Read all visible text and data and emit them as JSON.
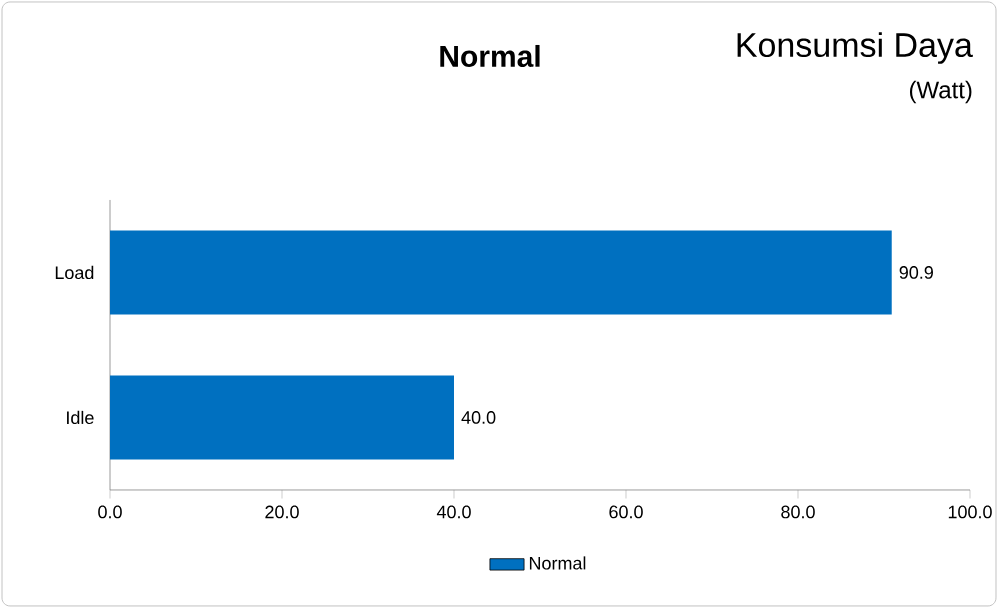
{
  "chart_data": {
    "type": "bar",
    "orientation": "horizontal",
    "title": "Normal",
    "subtitle": "Konsumsi Daya",
    "annotations": [
      "(Watt)"
    ],
    "categories": [
      "Load",
      "Idle"
    ],
    "series": [
      {
        "name": "Normal",
        "color": "#0070c0",
        "values": [
          90.9,
          40.0
        ],
        "value_labels": [
          "90.9",
          "40.0"
        ]
      }
    ],
    "xlim": [
      0,
      100
    ],
    "xticks": [
      {
        "value": 0,
        "label": "0.0"
      },
      {
        "value": 20,
        "label": "20.0"
      },
      {
        "value": 40,
        "label": "40.0"
      },
      {
        "value": 60,
        "label": "60.0"
      },
      {
        "value": 80,
        "label": "80.0"
      },
      {
        "value": 100,
        "label": "100.0"
      }
    ],
    "grid": false,
    "legend": "bottom"
  }
}
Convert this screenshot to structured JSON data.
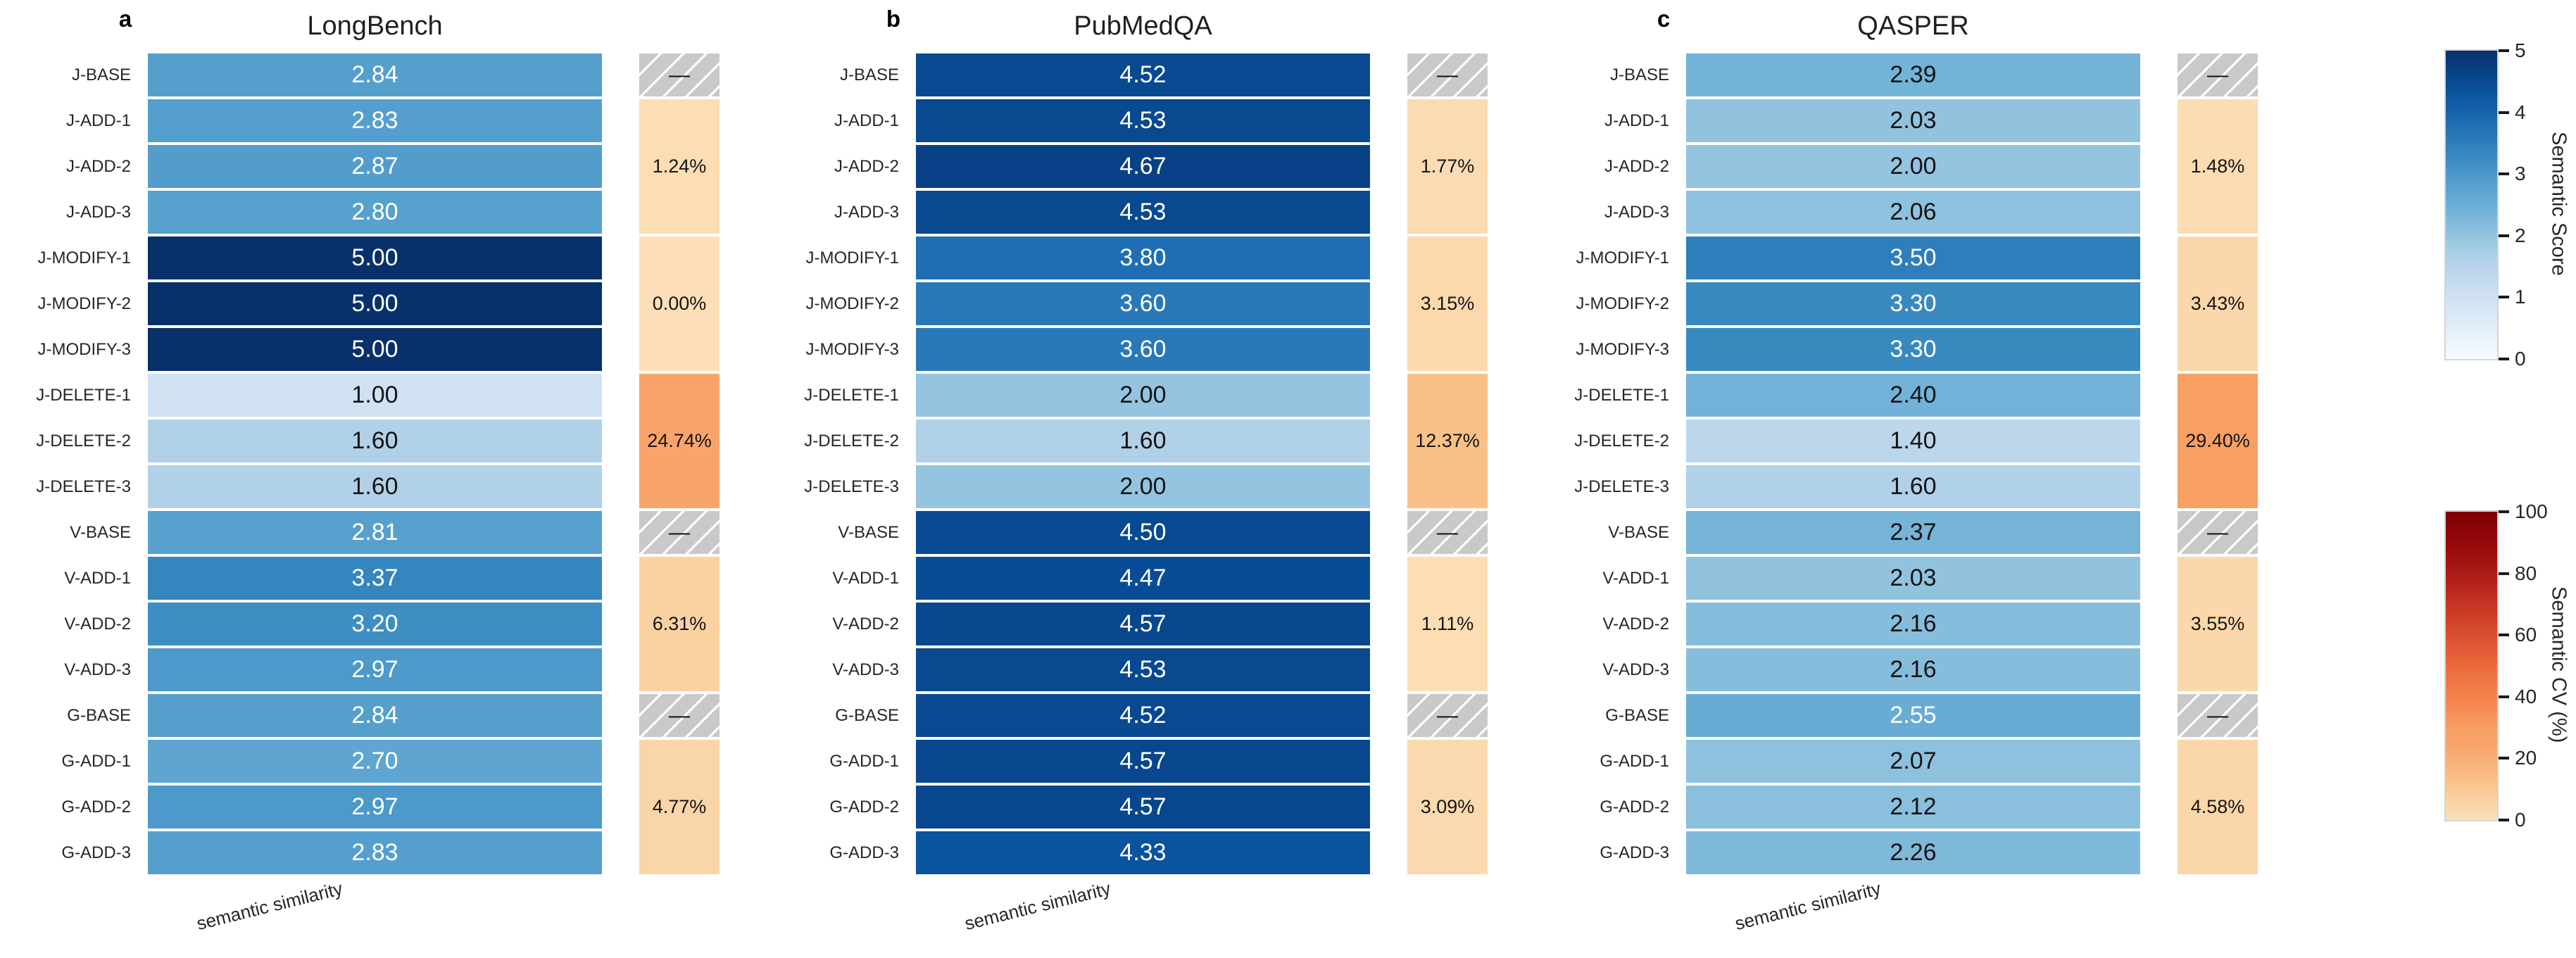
{
  "na_label": "—",
  "chart_data": [
    {
      "type": "heatmap",
      "panel_label": "a",
      "title": "LongBench",
      "xlabel": "semantic similarity",
      "columns": [
        "semantic similarity"
      ],
      "rows": [
        "J-BASE",
        "J-ADD-1",
        "J-ADD-2",
        "J-ADD-3",
        "J-MODIFY-1",
        "J-MODIFY-2",
        "J-MODIFY-3",
        "J-DELETE-1",
        "J-DELETE-2",
        "J-DELETE-3",
        "V-BASE",
        "V-ADD-1",
        "V-ADD-2",
        "V-ADD-3",
        "G-BASE",
        "G-ADD-1",
        "G-ADD-2",
        "G-ADD-3"
      ],
      "values": [
        2.84,
        2.83,
        2.87,
        2.8,
        5.0,
        5.0,
        5.0,
        1.0,
        1.6,
        1.6,
        2.81,
        3.37,
        3.2,
        2.97,
        2.84,
        2.7,
        2.97,
        2.83
      ],
      "value_labels": [
        "2.84",
        "2.83",
        "2.87",
        "2.80",
        "5.00",
        "5.00",
        "5.00",
        "1.00",
        "1.60",
        "1.60",
        "2.81",
        "3.37",
        "3.20",
        "2.97",
        "2.84",
        "2.70",
        "2.97",
        "2.83"
      ],
      "vmin": 0,
      "vmax": 5,
      "colormap": "Blues",
      "cv_column": {
        "spans": [
          1,
          3,
          3,
          3,
          1,
          3,
          1,
          3
        ],
        "values": [
          null,
          1.24,
          0.0,
          24.74,
          null,
          6.31,
          null,
          4.77
        ],
        "labels": [
          "—",
          "1.24%",
          "0.00%",
          "24.74%",
          "—",
          "6.31%",
          "—",
          "4.77%"
        ]
      }
    },
    {
      "type": "heatmap",
      "panel_label": "b",
      "title": "PubMedQA",
      "xlabel": "semantic similarity",
      "columns": [
        "semantic similarity"
      ],
      "rows": [
        "J-BASE",
        "J-ADD-1",
        "J-ADD-2",
        "J-ADD-3",
        "J-MODIFY-1",
        "J-MODIFY-2",
        "J-MODIFY-3",
        "J-DELETE-1",
        "J-DELETE-2",
        "J-DELETE-3",
        "V-BASE",
        "V-ADD-1",
        "V-ADD-2",
        "V-ADD-3",
        "G-BASE",
        "G-ADD-1",
        "G-ADD-2",
        "G-ADD-3"
      ],
      "values": [
        4.52,
        4.53,
        4.67,
        4.53,
        3.8,
        3.6,
        3.6,
        2.0,
        1.6,
        2.0,
        4.5,
        4.47,
        4.57,
        4.53,
        4.52,
        4.57,
        4.57,
        4.33
      ],
      "value_labels": [
        "4.52",
        "4.53",
        "4.67",
        "4.53",
        "3.80",
        "3.60",
        "3.60",
        "2.00",
        "1.60",
        "2.00",
        "4.50",
        "4.47",
        "4.57",
        "4.53",
        "4.52",
        "4.57",
        "4.57",
        "4.33"
      ],
      "vmin": 0,
      "vmax": 5,
      "colormap": "Blues",
      "cv_column": {
        "spans": [
          1,
          3,
          3,
          3,
          1,
          3,
          1,
          3
        ],
        "values": [
          null,
          1.77,
          3.15,
          12.37,
          null,
          1.11,
          null,
          3.09
        ],
        "labels": [
          "—",
          "1.77%",
          "3.15%",
          "12.37%",
          "—",
          "1.11%",
          "—",
          "3.09%"
        ]
      }
    },
    {
      "type": "heatmap",
      "panel_label": "c",
      "title": "QASPER",
      "xlabel": "semantic similarity",
      "columns": [
        "semantic similarity"
      ],
      "rows": [
        "J-BASE",
        "J-ADD-1",
        "J-ADD-2",
        "J-ADD-3",
        "J-MODIFY-1",
        "J-MODIFY-2",
        "J-MODIFY-3",
        "J-DELETE-1",
        "J-DELETE-2",
        "J-DELETE-3",
        "V-BASE",
        "V-ADD-1",
        "V-ADD-2",
        "V-ADD-3",
        "G-BASE",
        "G-ADD-1",
        "G-ADD-2",
        "G-ADD-3"
      ],
      "values": [
        2.39,
        2.03,
        2.0,
        2.06,
        3.5,
        3.3,
        3.3,
        2.4,
        1.4,
        1.6,
        2.37,
        2.03,
        2.16,
        2.16,
        2.55,
        2.07,
        2.12,
        2.26
      ],
      "value_labels": [
        "2.39",
        "2.03",
        "2.00",
        "2.06",
        "3.50",
        "3.30",
        "3.30",
        "2.40",
        "1.40",
        "1.60",
        "2.37",
        "2.03",
        "2.16",
        "2.16",
        "2.55",
        "2.07",
        "2.12",
        "2.26"
      ],
      "vmin": 0,
      "vmax": 5,
      "colormap": "Blues",
      "cv_column": {
        "spans": [
          1,
          3,
          3,
          3,
          1,
          3,
          1,
          3
        ],
        "values": [
          null,
          1.48,
          3.43,
          29.4,
          null,
          3.55,
          null,
          4.58
        ],
        "labels": [
          "—",
          "1.48%",
          "3.43%",
          "29.40%",
          "—",
          "3.55%",
          "—",
          "4.58%"
        ]
      }
    }
  ],
  "legend": {
    "colorbars": [
      {
        "label": "Semantic Score",
        "tick_labels": [
          "5",
          "4",
          "3",
          "2",
          "1",
          "0"
        ],
        "range": [
          0,
          5
        ]
      },
      {
        "label": "Semantic CV (%)",
        "tick_labels": [
          "100",
          "80",
          "60",
          "40",
          "20",
          "0"
        ],
        "range": [
          0,
          100
        ]
      }
    ]
  },
  "colors": {
    "blues_colormap": [
      "#f7fbff",
      "#deebf7",
      "#c6dbef",
      "#9ecae1",
      "#6baed6",
      "#4292c6",
      "#2171b5",
      "#08519c",
      "#08306b"
    ],
    "cv_colormap": [
      [
        0,
        "#fcdfb8"
      ],
      [
        0.03,
        "#fbd9ae"
      ],
      [
        0.063,
        "#fad2a2"
      ],
      [
        0.124,
        "#f9c188"
      ],
      [
        0.247,
        "#f9a46c"
      ],
      [
        0.294,
        "#f89f64"
      ],
      [
        0.4,
        "#f3824a"
      ],
      [
        0.5,
        "#ea6a3c"
      ],
      [
        0.6,
        "#d94f30"
      ],
      [
        0.7,
        "#c43524"
      ],
      [
        0.8,
        "#ab1b16"
      ],
      [
        0.9,
        "#94080b"
      ],
      [
        1,
        "#7f0000"
      ]
    ],
    "hatch_fill": "#c9c9c9",
    "hatch_stripe": "#ffffff",
    "annot_dark": "#151515",
    "annot_light": "#ffffff",
    "label_color": "#262626"
  }
}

#####

## [Work to be completed]
Make a word-for-word copy of the entries, without any pictures.

## [Written solution]
Read all visible text and data and emit them as JSON.
{
  "chart_data": {
    "type": "bar",
    "orientation": "horizontal",
    "title": "Normal",
    "subtitle": "Konsumsi Daya",
    "annotations": [
      "(Watt)"
    ],
    "categories": [
      "Load",
      "Idle"
    ],
    "series": [
      {
        "name": "Normal",
        "color": "#0070c0",
        "values": [
          90.9,
          40.0
        ],
        "value_labels": [
          "90.9",
          "40.0"
        ]
      }
    ],
    "xlim": [
      0,
      100
    ],
    "xticks": [
      {
        "value": 0,
        "label": "0.0"
      },
      {
        "value": 20,
        "label": "20.0"
      },
      {
        "value": 40,
        "label": "40.0"
      },
      {
        "value": 60,
        "label": "60.0"
      },
      {
        "value": 80,
        "label": "80.0"
      },
      {
        "value": 100,
        "label": "100.0"
      }
    ],
    "grid": false,
    "legend": "bottom"
  }
}
Convert this screenshot to structured JSON data.
{
  "na_label": "—",
  "chart_data": [
    {
      "type": "heatmap",
      "panel_label": "a",
      "title": "LongBench",
      "xlabel": "semantic similarity",
      "columns": [
        "semantic similarity"
      ],
      "rows": [
        "J-BASE",
        "J-ADD-1",
        "J-ADD-2",
        "J-ADD-3",
        "J-MODIFY-1",
        "J-MODIFY-2",
        "J-MODIFY-3",
        "J-DELETE-1",
        "J-DELETE-2",
        "J-DELETE-3",
        "V-BASE",
        "V-ADD-1",
        "V-ADD-2",
        "V-ADD-3",
        "G-BASE",
        "G-ADD-1",
        "G-ADD-2",
        "G-ADD-3"
      ],
      "values": [
        2.84,
        2.83,
        2.87,
        2.8,
        5.0,
        5.0,
        5.0,
        1.0,
        1.6,
        1.6,
        2.81,
        3.37,
        3.2,
        2.97,
        2.84,
        2.7,
        2.97,
        2.83
      ],
      "value_labels": [
        "2.84",
        "2.83",
        "2.87",
        "2.80",
        "5.00",
        "5.00",
        "5.00",
        "1.00",
        "1.60",
        "1.60",
        "2.81",
        "3.37",
        "3.20",
        "2.97",
        "2.84",
        "2.70",
        "2.97",
        "2.83"
      ],
      "vmin": 0,
      "vmax": 5,
      "colormap": "Blues",
      "cv_column": {
        "spans": [
          1,
          3,
          3,
          3,
          1,
          3,
          1,
          3
        ],
        "values": [
          null,
          1.24,
          0.0,
          24.74,
          null,
          6.31,
          null,
          4.77
        ],
        "labels": [
          "—",
          "1.24%",
          "0.00%",
          "24.74%",
          "—",
          "6.31%",
          "—",
          "4.77%"
        ]
      }
    },
    {
      "type": "heatmap",
      "panel_label": "b",
      "title": "PubMedQA",
      "xlabel": "semantic similarity",
      "columns": [
        "semantic similarity"
      ],
      "rows": [
        "J-BASE",
        "J-ADD-1",
        "J-ADD-2",
        "J-ADD-3",
        "J-MODIFY-1",
        "J-MODIFY-2",
        "J-MODIFY-3",
        "J-DELETE-1",
        "J-DELETE-2",
        "J-DELETE-3",
        "V-BASE",
        "V-ADD-1",
        "V-ADD-2",
        "V-ADD-3",
        "G-BASE",
        "G-ADD-1",
        "G-ADD-2",
        "G-ADD-3"
      ],
      "values": [
        4.52,
        4.53,
        4.67,
        4.53,
        3.8,
        3.6,
        3.6,
        2.0,
        1.6,
        2.0,
        4.5,
        4.47,
        4.57,
        4.53,
        4.52,
        4.57,
        4.57,
        4.33
      ],
      "value_labels": [
        "4.52",
        "4.53",
        "4.67",
        "4.53",
        "3.80",
        "3.60",
        "3.60",
        "2.00",
        "1.60",
        "2.00",
        "4.50",
        "4.47",
        "4.57",
        "4.53",
        "4.52",
        "4.57",
        "4.57",
        "4.33"
      ],
      "vmin": 0,
      "vmax": 5,
      "colormap": "Blues",
      "cv_column": {
        "spans": [
          1,
          3,
          3,
          3,
          1,
          3,
          1,
          3
        ],
        "values": [
          null,
          1.77,
          3.15,
          12.37,
          null,
          1.11,
          null,
          3.09
        ],
        "labels": [
          "—",
          "1.77%",
          "3.15%",
          "12.37%",
          "—",
          "1.11%",
          "—",
          "3.09%"
        ]
      }
    },
    {
      "type": "heatmap",
      "panel_label": "c",
      "title": "QASPER",
      "xlabel": "semantic similarity",
      "columns": [
        "semantic similarity"
      ],
      "rows": [
        "J-BASE",
        "J-ADD-1",
        "J-ADD-2",
        "J-ADD-3",
        "J-MODIFY-1",
        "J-MODIFY-2",
        "J-MODIFY-3",
        "J-DELETE-1",
        "J-DELETE-2",
        "J-DELETE-3",
        "V-BASE",
        "V-ADD-1",
        "V-ADD-2",
        "V-ADD-3",
        "G-BASE",
        "G-ADD-1",
        "G-ADD-2",
        "G-ADD-3"
      ],
      "values": [
        2.39,
        2.03,
        2.0,
        2.06,
        3.5,
        3.3,
        3.3,
        2.4,
        1.4,
        1.6,
        2.37,
        2.03,
        2.16,
        2.16,
        2.55,
        2.07,
        2.12,
        2.26
      ],
      "value_labels": [
        "2.39",
        "2.03",
        "2.00",
        "2.06",
        "3.50",
        "3.30",
        "3.30",
        "2.40",
        "1.40",
        "1.60",
        "2.37",
        "2.03",
        "2.16",
        "2.16",
        "2.55",
        "2.07",
        "2.12",
        "2.26"
      ],
      "vmin": 0,
      "vmax": 5,
      "colormap": "Blues",
      "cv_column": {
        "spans": [
          1,
          3,
          3,
          3,
          1,
          3,
          1,
          3
        ],
        "values": [
          null,
          1.48,
          3.43,
          29.4,
          null,
          3.55,
          null,
          4.58
        ],
        "labels": [
          "—",
          "1.48%",
          "3.43%",
          "29.40%",
          "—",
          "3.55%",
          "—",
          "4.58%"
        ]
      }
    }
  ],
  "legend": {
    "colorbars": [
      {
        "label": "Semantic Score",
        "tick_labels": [
          "5",
          "4",
          "3",
          "2",
          "1",
          "0"
        ],
        "range": [
          0,
          5
        ]
      },
      {
        "label": "Semantic CV (%)",
        "tick_labels": [
          "100",
          "80",
          "60",
          "40",
          "20",
          "0"
        ],
        "range": [
          0,
          100
        ]
      }
    ]
  },
  "colors": {
    "blues_colormap": [
      "#f7fbff",
      "#deebf7",
      "#c6dbef",
      "#9ecae1",
      "#6baed6",
      "#4292c6",
      "#2171b5",
      "#08519c",
      "#08306b"
    ],
    "cv_colormap": [
      [
        0,
        "#fcdfb8"
      ],
      [
        0.03,
        "#fbd9ae"
      ],
      [
        0.063,
        "#fad2a2"
      ],
      [
        0.124,
        "#f9c188"
      ],
      [
        0.247,
        "#f9a46c"
      ],
      [
        0.294,
        "#f89f64"
      ],
      [
        0.4,
        "#f3824a"
      ],
      [
        0.5,
        "#ea6a3c"
      ],
      [
        0.6,
        "#d94f30"
      ],
      [
        0.7,
        "#c43524"
      ],
      [
        0.8,
        "#ab1b16"
      ],
      [
        0.9,
        "#94080b"
      ],
      [
        1,
        "#7f0000"
      ]
    ],
    "hatch_fill": "#c9c9c9",
    "hatch_stripe": "#ffffff",
    "annot_dark": "#151515",
    "annot_light": "#ffffff",
    "label_color": "#262626"
  }
}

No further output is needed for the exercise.